§ REQUIRED TASK:
Copy the lines below as they are; omit the images they contain.

§ EXERCISE INPUTS:
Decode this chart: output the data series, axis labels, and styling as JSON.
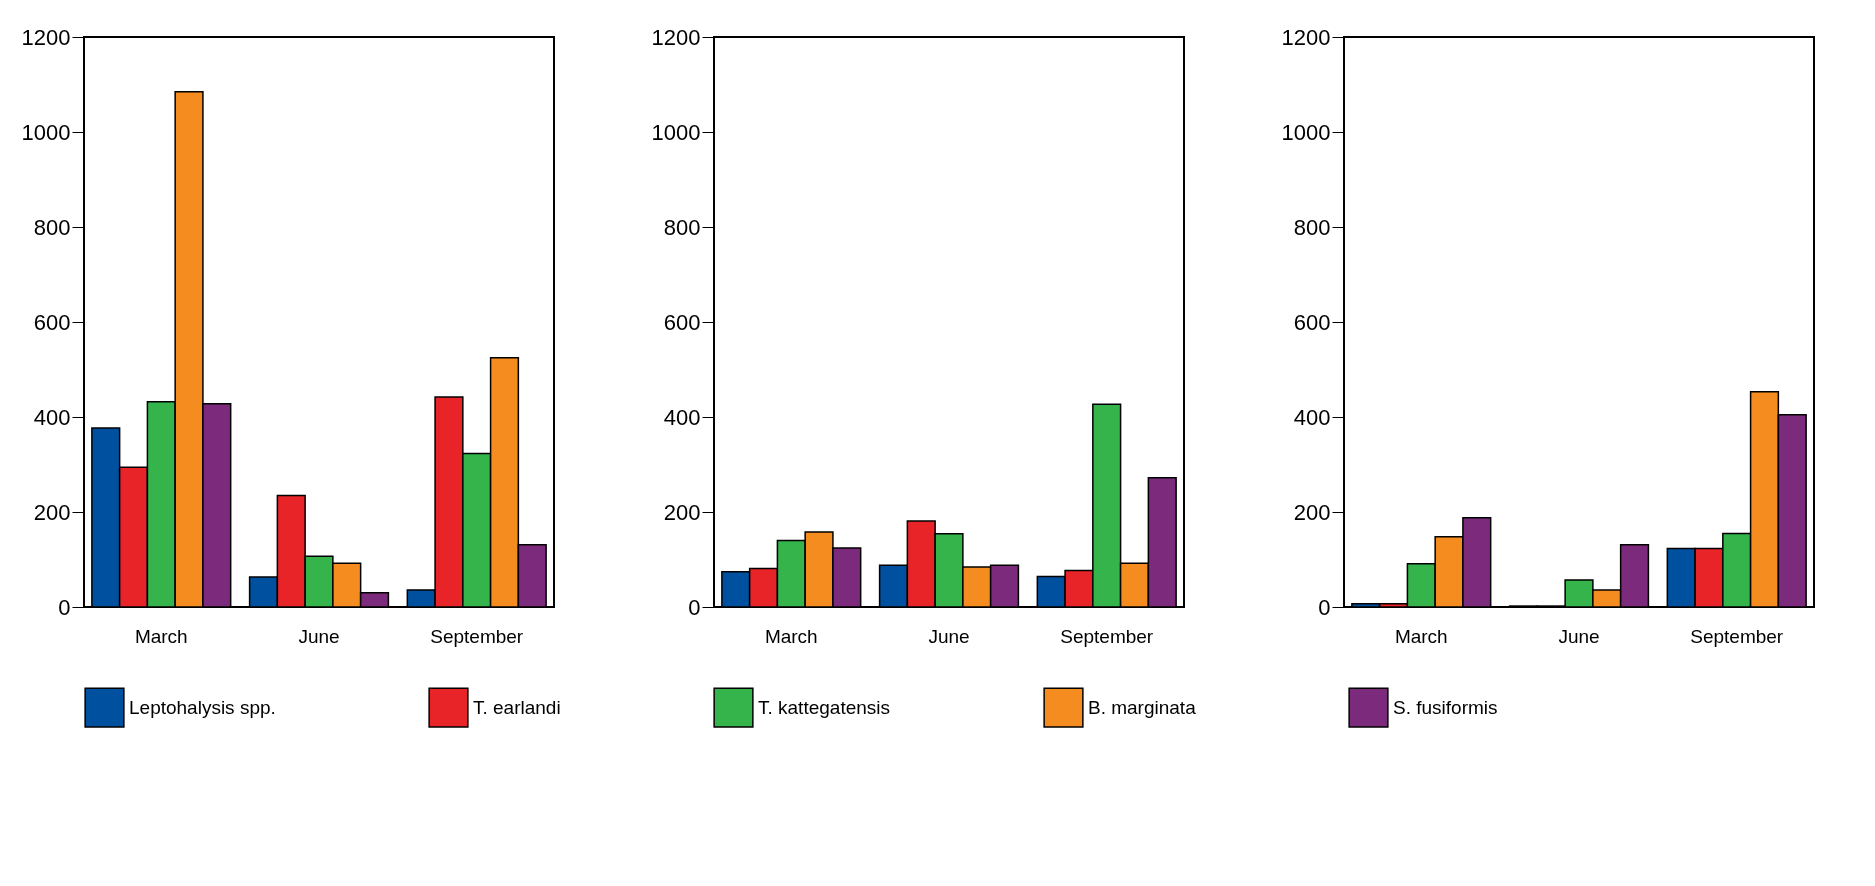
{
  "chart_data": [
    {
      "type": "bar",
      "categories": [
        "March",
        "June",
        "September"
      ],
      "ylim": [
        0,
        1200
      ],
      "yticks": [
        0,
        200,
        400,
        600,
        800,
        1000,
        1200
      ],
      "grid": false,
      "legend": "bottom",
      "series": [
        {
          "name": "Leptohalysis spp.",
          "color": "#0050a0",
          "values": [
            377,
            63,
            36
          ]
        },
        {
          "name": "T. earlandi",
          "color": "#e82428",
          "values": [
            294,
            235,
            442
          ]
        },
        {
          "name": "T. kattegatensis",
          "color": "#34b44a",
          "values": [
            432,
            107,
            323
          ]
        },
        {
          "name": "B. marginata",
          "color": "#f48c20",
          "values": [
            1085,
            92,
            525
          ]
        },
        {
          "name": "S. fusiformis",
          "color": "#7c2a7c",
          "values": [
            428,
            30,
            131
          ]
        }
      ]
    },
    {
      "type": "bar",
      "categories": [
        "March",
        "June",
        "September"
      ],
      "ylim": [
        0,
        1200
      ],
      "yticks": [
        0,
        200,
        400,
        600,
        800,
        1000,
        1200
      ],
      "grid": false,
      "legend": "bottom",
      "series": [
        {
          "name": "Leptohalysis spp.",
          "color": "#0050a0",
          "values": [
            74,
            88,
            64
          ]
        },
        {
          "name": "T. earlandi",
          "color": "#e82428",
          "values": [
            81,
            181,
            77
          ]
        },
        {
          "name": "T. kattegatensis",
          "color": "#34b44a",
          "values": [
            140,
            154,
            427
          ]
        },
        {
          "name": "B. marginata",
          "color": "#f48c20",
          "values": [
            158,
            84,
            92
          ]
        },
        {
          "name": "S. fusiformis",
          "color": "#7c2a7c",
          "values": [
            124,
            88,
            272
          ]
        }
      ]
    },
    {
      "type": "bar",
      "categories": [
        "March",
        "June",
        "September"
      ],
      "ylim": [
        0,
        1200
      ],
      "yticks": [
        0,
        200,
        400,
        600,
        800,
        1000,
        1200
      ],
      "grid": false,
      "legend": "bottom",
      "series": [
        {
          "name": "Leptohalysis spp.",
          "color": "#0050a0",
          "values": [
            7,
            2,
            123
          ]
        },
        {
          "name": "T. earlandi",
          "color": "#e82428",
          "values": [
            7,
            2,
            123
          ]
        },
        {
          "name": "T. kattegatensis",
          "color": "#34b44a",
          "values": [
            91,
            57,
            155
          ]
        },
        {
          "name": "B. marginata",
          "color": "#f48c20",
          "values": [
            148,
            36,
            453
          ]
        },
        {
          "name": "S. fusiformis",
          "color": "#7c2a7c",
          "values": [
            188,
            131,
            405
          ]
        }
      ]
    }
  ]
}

§ WORKED ANSWER:
Decode this chart: output the data series, axis labels, and styling as JSON.
{
  "chart_data": [
    {
      "type": "bar",
      "categories": [
        "March",
        "June",
        "September"
      ],
      "ylim": [
        0,
        1200
      ],
      "yticks": [
        0,
        200,
        400,
        600,
        800,
        1000,
        1200
      ],
      "grid": false,
      "legend": "bottom",
      "series": [
        {
          "name": "Leptohalysis spp.",
          "color": "#0050a0",
          "values": [
            377,
            63,
            36
          ]
        },
        {
          "name": "T. earlandi",
          "color": "#e82428",
          "values": [
            294,
            235,
            442
          ]
        },
        {
          "name": "T. kattegatensis",
          "color": "#34b44a",
          "values": [
            432,
            107,
            323
          ]
        },
        {
          "name": "B. marginata",
          "color": "#f48c20",
          "values": [
            1085,
            92,
            525
          ]
        },
        {
          "name": "S. fusiformis",
          "color": "#7c2a7c",
          "values": [
            428,
            30,
            131
          ]
        }
      ]
    },
    {
      "type": "bar",
      "categories": [
        "March",
        "June",
        "September"
      ],
      "ylim": [
        0,
        1200
      ],
      "yticks": [
        0,
        200,
        400,
        600,
        800,
        1000,
        1200
      ],
      "grid": false,
      "legend": "bottom",
      "series": [
        {
          "name": "Leptohalysis spp.",
          "color": "#0050a0",
          "values": [
            74,
            88,
            64
          ]
        },
        {
          "name": "T. earlandi",
          "color": "#e82428",
          "values": [
            81,
            181,
            77
          ]
        },
        {
          "name": "T. kattegatensis",
          "color": "#34b44a",
          "values": [
            140,
            154,
            427
          ]
        },
        {
          "name": "B. marginata",
          "color": "#f48c20",
          "values": [
            158,
            84,
            92
          ]
        },
        {
          "name": "S. fusiformis",
          "color": "#7c2a7c",
          "values": [
            124,
            88,
            272
          ]
        }
      ]
    },
    {
      "type": "bar",
      "categories": [
        "March",
        "June",
        "September"
      ],
      "ylim": [
        0,
        1200
      ],
      "yticks": [
        0,
        200,
        400,
        600,
        800,
        1000,
        1200
      ],
      "grid": false,
      "legend": "bottom",
      "series": [
        {
          "name": "Leptohalysis spp.",
          "color": "#0050a0",
          "values": [
            7,
            2,
            123
          ]
        },
        {
          "name": "T. earlandi",
          "color": "#e82428",
          "values": [
            7,
            2,
            123
          ]
        },
        {
          "name": "T. kattegatensis",
          "color": "#34b44a",
          "values": [
            91,
            57,
            155
          ]
        },
        {
          "name": "B. marginata",
          "color": "#f48c20",
          "values": [
            148,
            36,
            453
          ]
        },
        {
          "name": "S. fusiformis",
          "color": "#7c2a7c",
          "values": [
            188,
            131,
            405
          ]
        }
      ]
    }
  ]
}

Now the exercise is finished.